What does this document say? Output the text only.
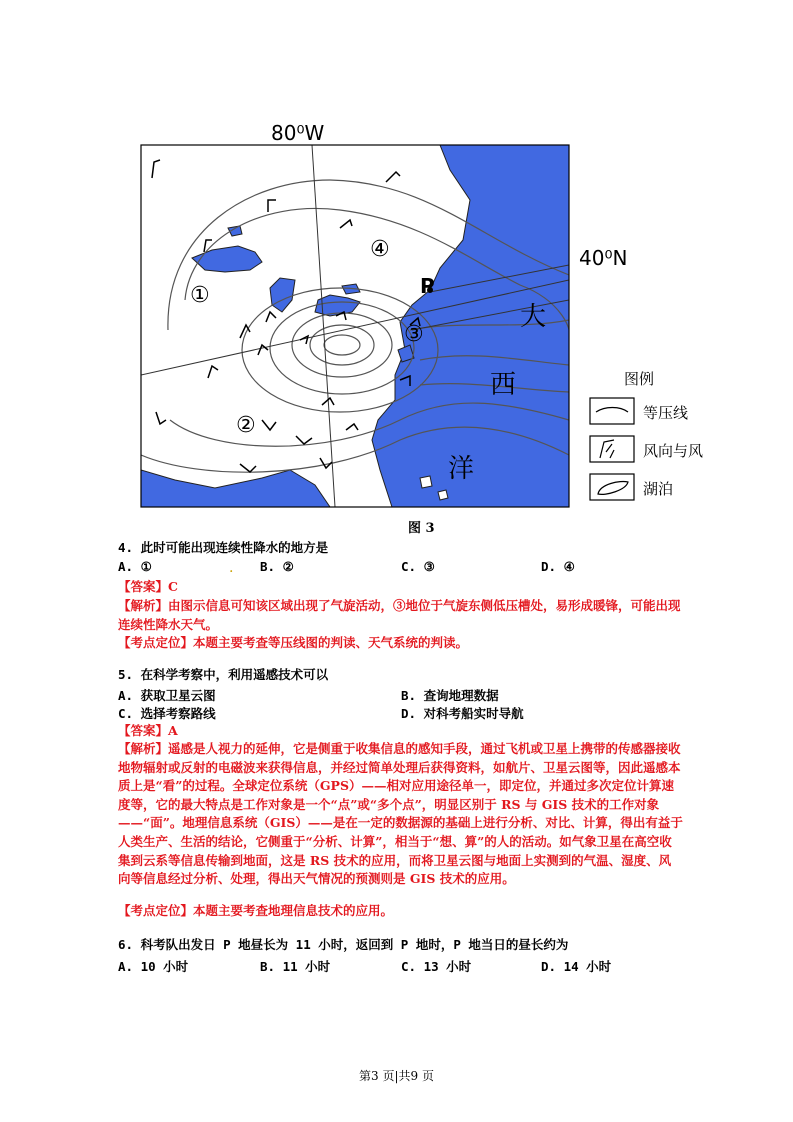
80⁰W
40⁰N
P
①
②
③
④
大
西
洋
图例
等压线
风向与风
湖泊
图 3
4. 此时可能出现连续性降水的地方是
A. ①	. B. ②	C. ③	D. ④
【答案】C
【解析】由图示信息可知该区域出现了气旋活动，③地位于气旋东侧低压槽处，易形成暖锋，可能出现连续性降水天气。
【考点定位】本题主要考查等压线图的判读、天气系统的判读。
5. 在科学考察中，利用遥感技术可以
A. 获取卫星云图	B. 查询地理数据
C. 选择考察路线	D. 对科考船实时导航
【答案】A
【解析】遥感是人视力的延伸，它是侧重于收集信息的感知手段，通过飞机或卫星上携带的传感器接收地物辐射或反射的电磁波来获得信息，并经过简单处理后获得资料，如航片、卫星云图等，因此遥感本质上是“看”的过程。全球定位系统（GPS）——相对应用途径单一，即定位，并通过多次定位计算速度等，它的最大特点是工作对象是一个“点”或“多个点”，明显区别于 RS 与 GIS 技术的工作对象——“面”。地理信息系统（GIS）——是在一定的数据源的基础上进行分析、对比、计算，得出有益于人类生产、生活的结论，它侧重于“分析、计算”，相当于“想、算”的人的活动。如气象卫星在高空收集到云系等信息传输到地面，这是 RS 技术的应用，而将卫星云图与地面上实测到的气温、湿度、风向等信息经过分析、处理，得出天气情况的预测则是 GIS 技术的应用。
【考点定位】本题主要考查地理信息技术的应用。
6. 科考队出发日 P 地昼长为 11 小时，返回到 P 地时，P 地当日的昼长约为
A. 10 小时	B. 11 小时	C. 13 小时	D. 14 小时
第3 页|共9 页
◆ ◆ ◆ ◆ ◆
-- WORK TO COMPLETE --
Using the records above, gather all lines where the string "考点定位" is present.

-- EXERCISE RESPONSE --
【考点定位】本题主要考查等压线图的判读、天气系统的判读。
【考点定位】本题主要考查地理信息技术的应用。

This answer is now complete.